▶ Task objective: Please quote the material exactly, every line of it.

▶ Entries:
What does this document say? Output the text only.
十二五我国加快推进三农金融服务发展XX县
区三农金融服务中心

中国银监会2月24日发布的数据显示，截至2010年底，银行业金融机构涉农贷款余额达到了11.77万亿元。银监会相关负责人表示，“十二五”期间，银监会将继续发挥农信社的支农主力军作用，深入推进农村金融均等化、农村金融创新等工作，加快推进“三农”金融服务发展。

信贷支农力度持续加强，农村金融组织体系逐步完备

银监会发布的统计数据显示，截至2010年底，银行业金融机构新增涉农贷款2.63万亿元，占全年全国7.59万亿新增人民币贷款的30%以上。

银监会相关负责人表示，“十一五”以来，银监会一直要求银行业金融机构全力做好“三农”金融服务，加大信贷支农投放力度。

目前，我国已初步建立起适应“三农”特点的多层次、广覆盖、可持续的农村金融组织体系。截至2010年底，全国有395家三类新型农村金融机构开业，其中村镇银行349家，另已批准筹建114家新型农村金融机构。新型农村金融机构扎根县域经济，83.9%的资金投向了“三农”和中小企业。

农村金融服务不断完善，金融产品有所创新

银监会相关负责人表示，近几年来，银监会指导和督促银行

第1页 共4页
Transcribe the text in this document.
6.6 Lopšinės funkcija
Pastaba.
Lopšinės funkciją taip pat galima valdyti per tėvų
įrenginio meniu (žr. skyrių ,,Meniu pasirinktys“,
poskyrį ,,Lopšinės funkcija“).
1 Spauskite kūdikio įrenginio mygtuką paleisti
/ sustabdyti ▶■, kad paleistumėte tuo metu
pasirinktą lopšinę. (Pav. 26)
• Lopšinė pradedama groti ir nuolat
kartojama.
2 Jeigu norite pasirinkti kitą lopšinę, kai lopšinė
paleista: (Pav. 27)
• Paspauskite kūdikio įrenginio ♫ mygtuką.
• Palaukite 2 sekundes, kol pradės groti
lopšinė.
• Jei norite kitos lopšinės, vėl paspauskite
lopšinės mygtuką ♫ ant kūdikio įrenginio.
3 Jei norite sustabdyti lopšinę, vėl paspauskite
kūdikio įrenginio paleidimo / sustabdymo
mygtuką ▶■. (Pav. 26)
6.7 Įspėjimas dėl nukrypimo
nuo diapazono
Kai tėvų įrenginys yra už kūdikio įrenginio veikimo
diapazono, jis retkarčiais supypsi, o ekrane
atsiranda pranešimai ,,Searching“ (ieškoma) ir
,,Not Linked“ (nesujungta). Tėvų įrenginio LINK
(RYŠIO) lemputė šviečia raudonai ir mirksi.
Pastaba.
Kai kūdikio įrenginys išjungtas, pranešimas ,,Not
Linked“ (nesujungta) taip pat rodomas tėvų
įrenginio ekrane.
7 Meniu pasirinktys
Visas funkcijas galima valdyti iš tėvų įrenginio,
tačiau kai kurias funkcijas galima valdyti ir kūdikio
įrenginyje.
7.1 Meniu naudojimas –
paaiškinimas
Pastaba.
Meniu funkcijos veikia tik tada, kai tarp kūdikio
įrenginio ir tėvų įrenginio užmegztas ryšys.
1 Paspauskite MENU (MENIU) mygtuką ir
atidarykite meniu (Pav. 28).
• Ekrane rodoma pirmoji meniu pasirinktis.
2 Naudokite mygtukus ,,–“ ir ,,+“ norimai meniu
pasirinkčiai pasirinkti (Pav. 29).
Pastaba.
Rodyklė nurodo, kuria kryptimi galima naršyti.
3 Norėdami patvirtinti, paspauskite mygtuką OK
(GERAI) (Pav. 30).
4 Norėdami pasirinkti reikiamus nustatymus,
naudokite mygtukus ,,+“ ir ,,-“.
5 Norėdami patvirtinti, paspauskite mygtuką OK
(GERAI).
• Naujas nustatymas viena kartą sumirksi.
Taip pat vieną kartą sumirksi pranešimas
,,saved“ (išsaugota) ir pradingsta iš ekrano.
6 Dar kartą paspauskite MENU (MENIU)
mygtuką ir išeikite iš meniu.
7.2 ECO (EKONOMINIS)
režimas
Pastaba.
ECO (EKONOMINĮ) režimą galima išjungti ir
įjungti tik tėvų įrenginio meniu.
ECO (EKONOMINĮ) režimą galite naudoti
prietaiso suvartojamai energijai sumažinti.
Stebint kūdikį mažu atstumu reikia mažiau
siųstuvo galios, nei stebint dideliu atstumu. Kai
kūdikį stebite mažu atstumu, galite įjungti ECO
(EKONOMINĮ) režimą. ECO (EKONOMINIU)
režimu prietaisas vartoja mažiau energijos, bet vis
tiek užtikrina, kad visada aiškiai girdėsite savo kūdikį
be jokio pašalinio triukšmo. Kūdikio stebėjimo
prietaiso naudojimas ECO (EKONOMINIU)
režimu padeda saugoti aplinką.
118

▶ Answer:
What does this document say? Output the text only.
十二五我国加快推进三农金融服务发展XX县
区三农金融服务中心

中国银监会2月24日发布的数据显示，截至2010年底，银行业金融机构涉农贷款余额达到了11.77万亿元。银监会相关负责人表示，“十二五”期间，银监会将继续发挥农信社的支农主力军作用，深入推进农村金融均等化、农村金融创新等工作，加快推进“三农”金融服务发展。

信贷支农力度持续加强，农村金融组织体系逐步完备

银监会发布的统计数据显示，截至2010年底，银行业金融机构新增涉农贷款2.63万亿元，占全年全国7.59万亿新增人民币贷款的30%以上。

银监会相关负责人表示，“十一五”以来，银监会一直要求银行业金融机构全力做好“三农”金融服务，加大信贷支农投放力度。

目前，我国已初步建立起适应“三农”特点的多层次、广覆盖、可持续的农村金融组织体系。截至2010年底，全国有395家三类新型农村金融机构开业，其中村镇银行349家，另已批准筹建114家新型农村金融机构。新型农村金融机构扎根县域经济，83.9%的资金投向了“三农”和中小企业。

农村金融服务不断完善，金融产品有所创新

银监会相关负责人表示，近几年来，银监会指导和督促银行

第1页 共4页
Transcribe the text in this document.
6.6 Lopšinės funkcija
Pastaba.
Lopšinės funkciją taip pat galima valdyti per tėvų
įrenginio meniu (žr. skyrių ,,Meniu pasirinktys“,
poskyrį ,,Lopšinės funkcija“).
1 Spauskite kūdikio įrenginio mygtuką paleisti
/ sustabdyti ▶■, kad paleistumėte tuo metu
pasirinktą lopšinę. (Pav. 26)
• Lopšinė pradedama groti ir nuolat
kartojama.
2 Jeigu norite pasirinkti kitą lopšinę, kai lopšinė
paleista: (Pav. 27)
• Paspauskite kūdikio įrenginio ♫ mygtuką.
• Palaukite 2 sekundes, kol pradės groti
lopšinė.
• Jei norite kitos lopšinės, vėl paspauskite
lopšinės mygtuką ♫ ant kūdikio įrenginio.
3 Jei norite sustabdyti lopšinę, vėl paspauskite
kūdikio įrenginio paleidimo / sustabdymo
mygtuką ▶■. (Pav. 26)
6.7 Įspėjimas dėl nukrypimo
nuo diapazono
Kai tėvų įrenginys yra už kūdikio įrenginio veikimo
diapazono, jis retkarčiais supypsi, o ekrane
atsiranda pranešimai ,,Searching“ (ieškoma) ir
,,Not Linked“ (nesujungta). Tėvų įrenginio LINK
(RYŠIO) lemputė šviečia raudonai ir mirksi.
Pastaba.
Kai kūdikio įrenginys išjungtas, pranešimas ,,Not
Linked“ (nesujungta) taip pat rodomas tėvų
įrenginio ekrane.
7 Meniu pasirinktys
Visas funkcijas galima valdyti iš tėvų įrenginio,
tačiau kai kurias funkcijas galima valdyti ir kūdikio
įrenginyje.
7.1 Meniu naudojimas –
paaiškinimas
Pastaba.
Meniu funkcijos veikia tik tada, kai tarp kūdikio
įrenginio ir tėvų įrenginio užmegztas ryšys.
1 Paspauskite MENU (MENIU) mygtuką ir
atidarykite meniu (Pav. 28).
• Ekrane rodoma pirmoji meniu pasirinktis.
2 Naudokite mygtukus ,,–“ ir ,,+“ norimai meniu
pasirinkčiai pasirinkti (Pav. 29).
Pastaba.
Rodyklė nurodo, kuria kryptimi galima naršyti.
3 Norėdami patvirtinti, paspauskite mygtuką OK
(GERAI) (Pav. 30).
4 Norėdami pasirinkti reikiamus nustatymus,
naudokite mygtukus ,,+“ ir ,,-“.
5 Norėdami patvirtinti, paspauskite mygtuką OK
(GERAI).
• Naujas nustatymas viena kartą sumirksi.
Taip pat vieną kartą sumirksi pranešimas
,,saved“ (išsaugota) ir pradingsta iš ekrano.
6 Dar kartą paspauskite MENU (MENIU)
mygtuką ir išeikite iš meniu.
7.2 ECO (EKONOMINIS)
režimas
Pastaba.
ECO (EKONOMINĮ) režimą galima išjungti ir
įjungti tik tėvų įrenginio meniu.
ECO (EKONOMINĮ) režimą galite naudoti
prietaiso suvartojamai energijai sumažinti.
Stebint kūdikį mažu atstumu reikia mažiau
siųstuvo galios, nei stebint dideliu atstumu. Kai
kūdikį stebite mažu atstumu, galite įjungti ECO
(EKONOMINĮ) režimą. ECO (EKONOMINIU)
režimu prietaisas vartoja mažiau energijos, bet vis
tiek užtikrina, kad visada aiškiai girdėsite savo kūdikį
be jokio pašalinio triukšmo. Kūdikio stebėjimo
prietaiso naudojimas ECO (EKONOMINIU)
režimu padeda saugoti aplinką.
118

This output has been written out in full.